* [BRIEF]:
Determine how many lines of the listing below hold the string "text". Reply only with the number.

---

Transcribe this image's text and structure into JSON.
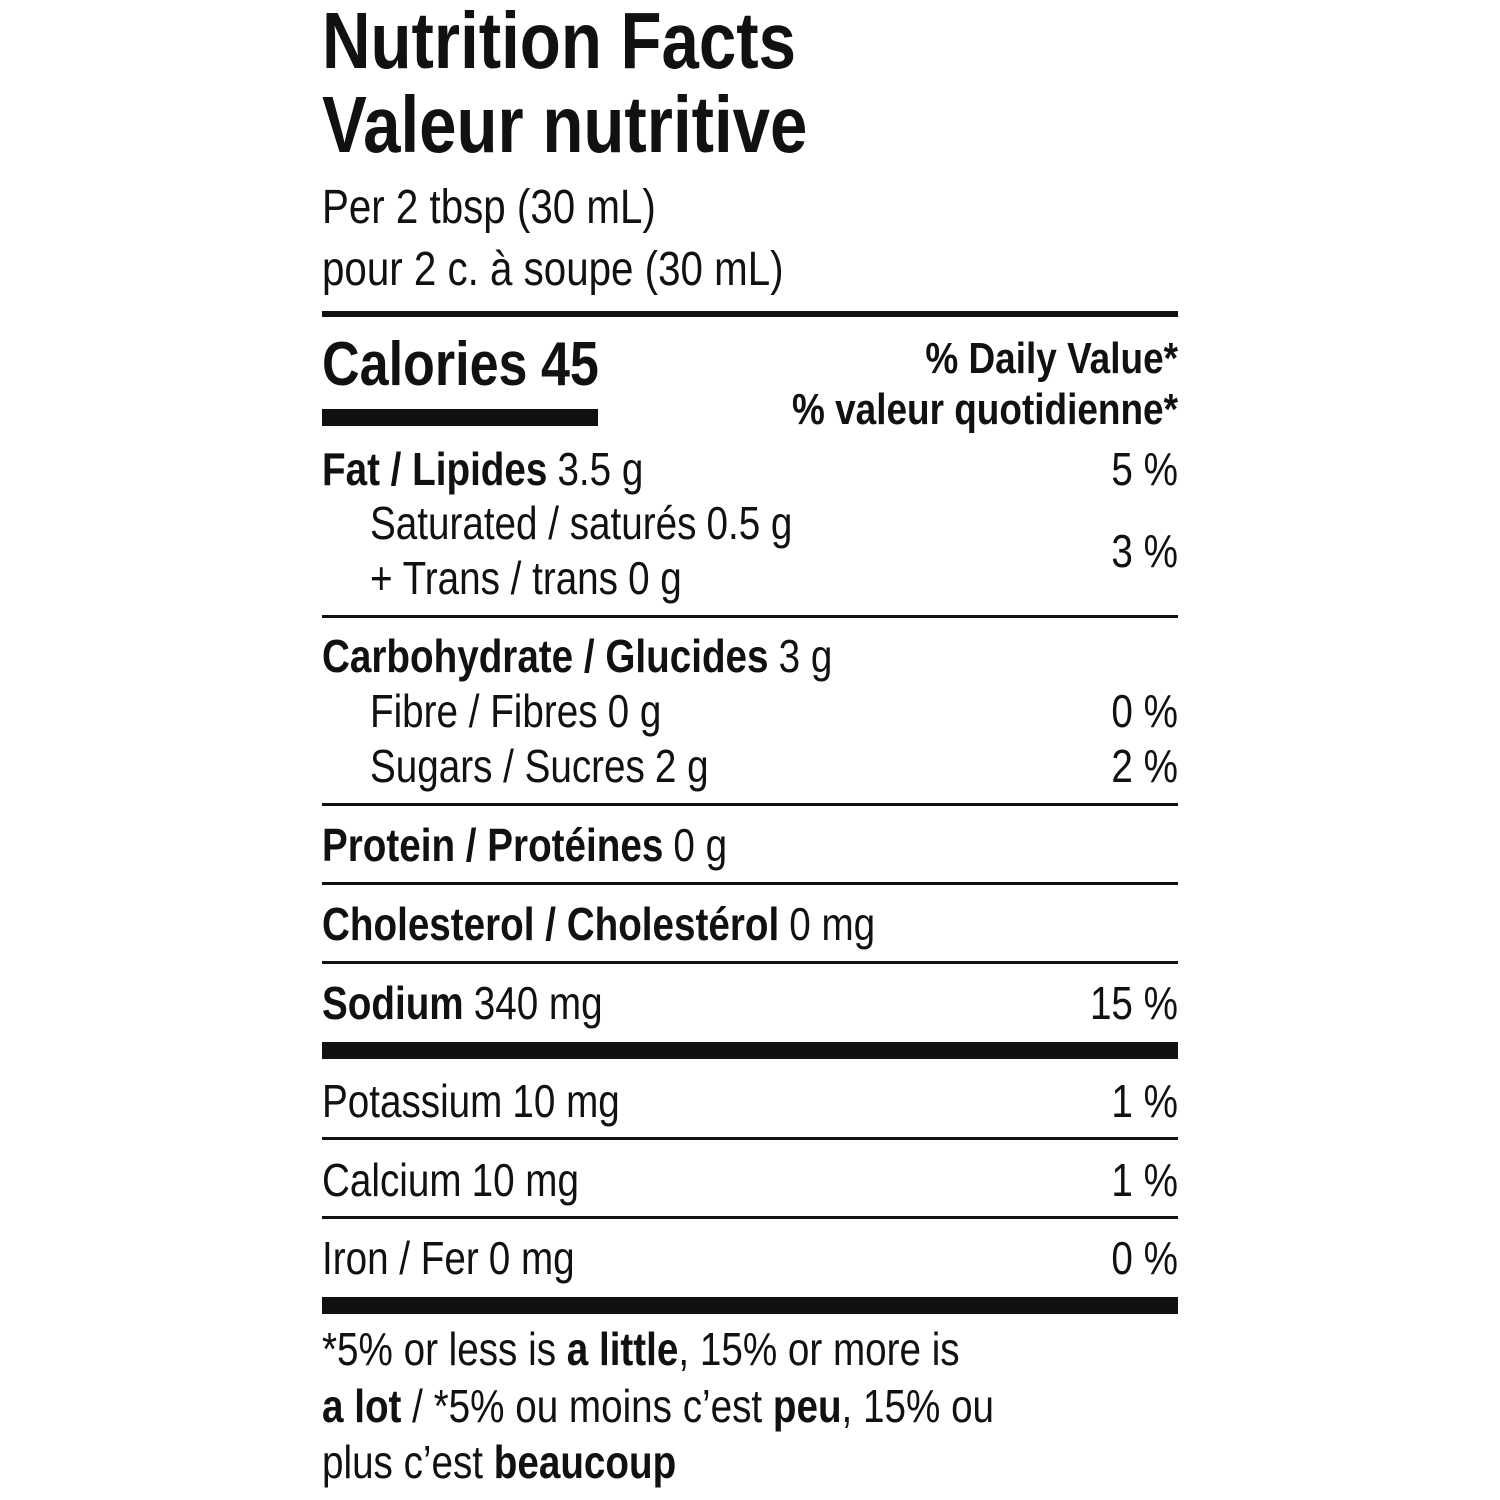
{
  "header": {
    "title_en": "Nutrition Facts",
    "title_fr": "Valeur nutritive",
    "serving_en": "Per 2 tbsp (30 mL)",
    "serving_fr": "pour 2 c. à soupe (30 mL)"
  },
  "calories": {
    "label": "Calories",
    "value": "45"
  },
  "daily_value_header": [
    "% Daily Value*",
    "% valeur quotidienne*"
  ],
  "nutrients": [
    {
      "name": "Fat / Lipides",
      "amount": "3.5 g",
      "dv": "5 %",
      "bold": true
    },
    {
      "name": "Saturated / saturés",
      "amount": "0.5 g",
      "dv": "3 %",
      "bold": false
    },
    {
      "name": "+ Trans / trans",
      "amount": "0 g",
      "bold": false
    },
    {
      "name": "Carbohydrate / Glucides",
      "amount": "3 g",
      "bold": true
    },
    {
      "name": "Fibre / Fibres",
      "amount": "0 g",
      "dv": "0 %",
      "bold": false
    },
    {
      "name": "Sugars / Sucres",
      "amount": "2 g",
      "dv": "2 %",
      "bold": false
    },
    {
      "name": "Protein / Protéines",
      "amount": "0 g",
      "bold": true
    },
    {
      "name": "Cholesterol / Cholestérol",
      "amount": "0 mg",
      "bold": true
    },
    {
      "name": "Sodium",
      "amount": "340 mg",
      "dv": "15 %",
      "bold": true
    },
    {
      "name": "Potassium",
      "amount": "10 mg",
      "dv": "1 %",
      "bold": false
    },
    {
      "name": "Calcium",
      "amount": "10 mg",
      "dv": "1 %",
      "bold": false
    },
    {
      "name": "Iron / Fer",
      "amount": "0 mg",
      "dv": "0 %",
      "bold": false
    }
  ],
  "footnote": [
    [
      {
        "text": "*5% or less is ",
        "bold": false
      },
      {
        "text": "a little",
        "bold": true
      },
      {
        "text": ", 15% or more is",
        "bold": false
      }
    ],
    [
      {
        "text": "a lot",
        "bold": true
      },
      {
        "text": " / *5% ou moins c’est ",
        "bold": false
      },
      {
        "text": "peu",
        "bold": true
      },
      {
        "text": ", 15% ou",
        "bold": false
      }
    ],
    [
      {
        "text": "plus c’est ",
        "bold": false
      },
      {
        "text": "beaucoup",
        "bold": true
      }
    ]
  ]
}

---

* [EXERCISE ANSWER]:
10